*Tarefas*
a: Traduza para o inglês esta frase do texto sobre economia de água: "Ela garante que demora entre dez e 15 minutos no banho, não mais."
b: No texto sobre economia de água, quais são as medidas que Cássia Amaro cita para aproveitar a água em casa?
c: Responda com base no texto sobre economia de água:
(i) Quantos anos tem Jéssica Farias?
(ii) Qual é a profissão de Simone?
(iii) Quantos anos tem Cássia Amaro?
---------- Página
Jéssica Farias diz ter consciência do problema ambiental (Foto: Arquivo Pessoal)
Jéssica considera importante poupar água (Foto: Arquivo Pessoal)

Uma coisa é certa: se o bolso não é afetado diretamente, fica bem mais difícil perceber uma mudança de postura. Porém, tanto pela questão mundial de escassez, quanto pelo gasto que um comportamento relapso pode causar às finanças da família, a estudante Jéssica Farias, 19, diz ter consciência da situação. Ela garante que demora entre dez e 15 minutos no banho, não mais. “Acho que é sério e temos que poupar mesmo”, disse. Entretanto, quando a mãe, Simone, entra no assunto, comenta que nem sempre o consumo é assim tão econômico. Quando alguém – além de Jéssica, moram com a cabeleireira outros dois filhos e um neto – fica tempo demais embaixo do chuveiro, ela reclama, batendo na porta do banheiro para mostrar que não está alheia à demora. ”Sei que os aparelhos com resistência têm maior consumo, então, incomodo mesmo. Enquanto eles não me ajudam a pagar as contas, pelo menos, devem colaborar para não gastar demais”, comentou. “O desperdício me incomoda. Detesto ver alguém varrendo a calçada com mangueira ou lava-jato. E o pior é quando a gente questiona e a pessoa responde: ‘Eu é que pago a minha conta de água’”.

Na opinião da universitária Cássia Amaro, 21, a conscientização não deve ser baseada apenas pelo lado do dinheiro. “Mas, pela questão sustentável e prática, afinal a minha geração já sente as consequências, o que dirá a geração dos meus filhos!”, ressaltou. “Uma coisa que muita gente não percebe é que economizar luz, no caso do Brasil, que usa a eletricidade para tudo, inclusive para o aquecimento, é, também, economizar água, mesmo que indiretamente”. Por isso, em sua família, Cássia diz que todos se engajam para economizar ambos – a luz e a água. “Aqui em casa, a gente toma um super cuidado e busca aproveitar a água de todas as maneiras possíveis: a da máquina de lavar é reaproveitada, as torneiras são conferidas para que estejam bem fechadas, os banhos não são demorados e, sempre que a gente lava o carro e a calçada, por exemplo, não fazemos com a mangueira aberta todo o tempo, usamos bastante baldes”.
--------------------
---------- Material fornecido
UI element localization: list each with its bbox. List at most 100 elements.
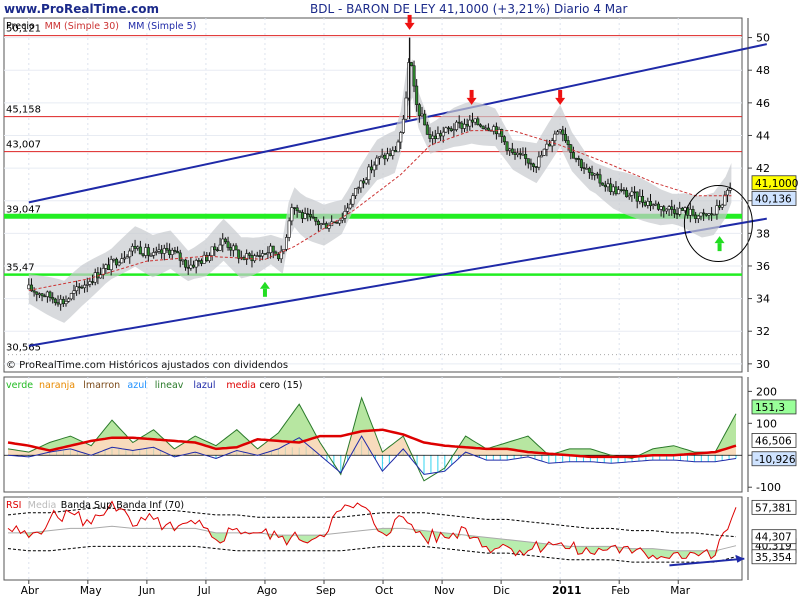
price-candle — [582, 167, 586, 170]
price-candle — [88, 281, 92, 285]
price-candle — [415, 85, 419, 105]
price-candle — [606, 183, 610, 188]
price-candle — [611, 186, 615, 193]
price-candle — [69, 293, 73, 300]
price-candle — [122, 257, 126, 260]
price-candle — [263, 253, 267, 255]
price-candle — [672, 209, 676, 214]
price-candle — [404, 97, 408, 120]
price-candle — [295, 207, 299, 212]
rsi-frame — [3, 496, 743, 581]
price-candle — [356, 187, 360, 190]
price-candle — [441, 131, 445, 137]
price-candle — [91, 281, 95, 283]
price-candle — [385, 153, 389, 160]
price-candle — [181, 259, 185, 262]
price-candle — [444, 127, 448, 133]
price-candle — [699, 212, 703, 217]
price-candle — [388, 153, 392, 156]
price-candle — [149, 255, 153, 257]
price-level-label: 39,047 — [6, 204, 41, 215]
price-candle — [43, 295, 47, 298]
price-candle — [383, 154, 387, 160]
macd-last-value-label: 46,506 — [755, 435, 792, 447]
price-candle — [598, 174, 602, 184]
price-candle — [186, 266, 190, 269]
price-candle — [513, 152, 517, 155]
price-candle — [420, 113, 424, 117]
price-candle — [662, 206, 666, 212]
price-candle — [508, 148, 512, 151]
price-y-tick-label: 50 — [756, 32, 770, 45]
price-candle — [558, 129, 562, 133]
price-legend-item: MM (Simple 5) — [128, 21, 196, 32]
price-candle — [431, 135, 435, 139]
price-candle — [303, 213, 307, 219]
price-candle — [510, 148, 514, 153]
price-candle — [178, 252, 182, 261]
price-candle — [457, 121, 461, 124]
price-candle — [184, 259, 188, 268]
price-candle — [37, 293, 41, 296]
rsi-last-value-label: 44,307 — [755, 532, 792, 544]
price-candle — [675, 213, 679, 215]
price-candle — [141, 253, 145, 256]
price-candle — [285, 237, 289, 250]
price-candle — [234, 245, 238, 251]
up-arrow-icon — [717, 243, 722, 252]
price-candle — [643, 201, 647, 206]
price-candle — [144, 247, 148, 256]
price-candle — [593, 173, 597, 176]
price-candle — [316, 220, 320, 226]
price-candle — [595, 173, 599, 176]
x-axis-label: Sep — [316, 585, 336, 597]
price-candle — [354, 188, 358, 197]
price-candle — [694, 214, 698, 219]
price-legend-item: MM (Simple 30) — [45, 21, 119, 32]
price-candle — [67, 298, 71, 302]
price-candle — [678, 207, 682, 215]
price-candle — [51, 297, 55, 300]
price-candle — [314, 217, 318, 222]
price-candle — [476, 118, 480, 126]
rsi-last-value-label: 57,381 — [755, 502, 792, 514]
price-candle — [710, 213, 714, 216]
price-candle — [423, 113, 427, 126]
price-candle — [229, 247, 233, 251]
price-candle — [502, 136, 506, 143]
price-candle — [627, 195, 631, 198]
price-candle — [648, 200, 652, 207]
price-candle — [125, 256, 129, 259]
price-candle — [375, 157, 379, 166]
price-candle — [609, 183, 613, 193]
price-candle — [635, 191, 639, 202]
price-candle — [194, 260, 198, 268]
price-candle — [401, 118, 405, 133]
price-candle — [136, 246, 140, 249]
price-candle — [577, 158, 581, 160]
price-candle — [359, 180, 363, 189]
price-candle — [322, 223, 326, 225]
macd-y-tick-label: 200 — [756, 385, 777, 398]
chart-title: BDL - BARON DE LEY 41,1000 (+3,21%) Diar… — [310, 2, 627, 16]
price-y-tick-label: 30 — [756, 358, 770, 371]
price-candle — [497, 129, 501, 135]
x-axis-label: Oct — [375, 585, 393, 597]
price-candle — [324, 223, 328, 229]
price-candle — [306, 213, 310, 216]
price-y-tick-label: 44 — [756, 129, 770, 142]
price-candle — [553, 133, 557, 141]
price-candle — [231, 245, 235, 251]
price-candle — [128, 250, 132, 258]
price-candle — [48, 291, 52, 298]
x-axis-label: Ago — [257, 585, 277, 597]
price-candle — [269, 245, 273, 253]
price-candle — [428, 134, 432, 139]
price-candle — [550, 140, 554, 147]
price-candle — [433, 135, 437, 140]
price-candle — [622, 189, 626, 192]
price-candle — [641, 196, 645, 203]
price-candle — [173, 249, 177, 252]
price-candle — [524, 153, 528, 159]
price-candle — [221, 238, 225, 246]
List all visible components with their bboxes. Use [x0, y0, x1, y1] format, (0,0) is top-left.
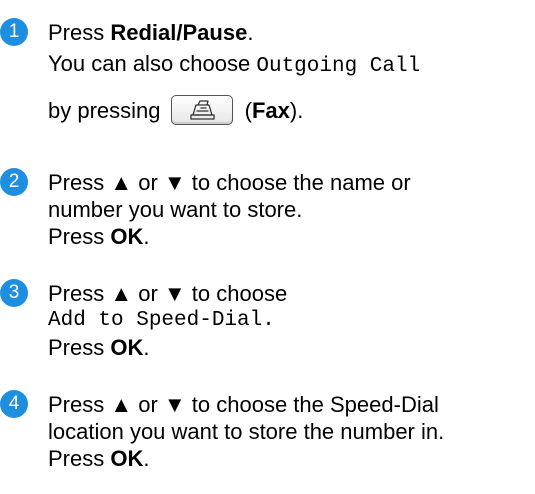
--------------------
*Respostas*
a: She insists that she spends between ten and 15 minutes in the shower, no more.

b:
- A água da máquina de lavar é reaproveitada.
- As torneiras são conferidas para que estejam bem fechadas.
- Os banhos não são demorados.
- Ao lavar o carro e a calçada, não deixam a mangueira aberta todo o tempo e usam bastante baldes.

c:
(i) 19 anos.
(ii) Cabeleireira.
(iii) 21 anos.